**JOB:** From the entries below, extract every line that includes the word "name".

**DATASET RECORDS:**
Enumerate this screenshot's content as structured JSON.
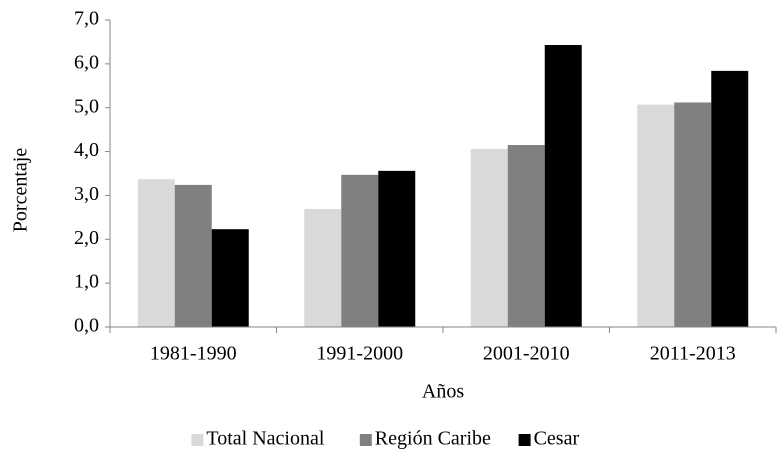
{
  "chart_data": {
    "type": "bar",
    "x_label": "Años",
    "y_label": "Porcentaje",
    "categories": [
      "1981-1990",
      "1991-2000",
      "2001-2010",
      "2011-2013"
    ],
    "series": [
      {
        "name": "Total Nacional",
        "color": "#d9d9d9",
        "values": [
          3.37,
          2.69,
          4.06,
          5.07
        ]
      },
      {
        "name": "Región Caribe",
        "color": "#808080",
        "values": [
          3.24,
          3.47,
          4.15,
          5.12
        ]
      },
      {
        "name": "Cesar",
        "color": "#000000",
        "values": [
          2.23,
          3.56,
          6.43,
          5.84
        ]
      }
    ],
    "ylim": [
      0,
      7
    ],
    "yticks": [
      {
        "value": 0,
        "label": "0,0"
      },
      {
        "value": 1,
        "label": "1,0"
      },
      {
        "value": 2,
        "label": "2,0"
      },
      {
        "value": 3,
        "label": "3,0"
      },
      {
        "value": 4,
        "label": "4,0"
      },
      {
        "value": 5,
        "label": "5,0"
      },
      {
        "value": 6,
        "label": "6,0"
      },
      {
        "value": 7,
        "label": "7,0"
      }
    ],
    "grid": false,
    "legend": "bottom"
  }
}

**THE REPLY:**
        "name": "Total Nacional",
        "name": "Región Caribe",
        "name": "Cesar",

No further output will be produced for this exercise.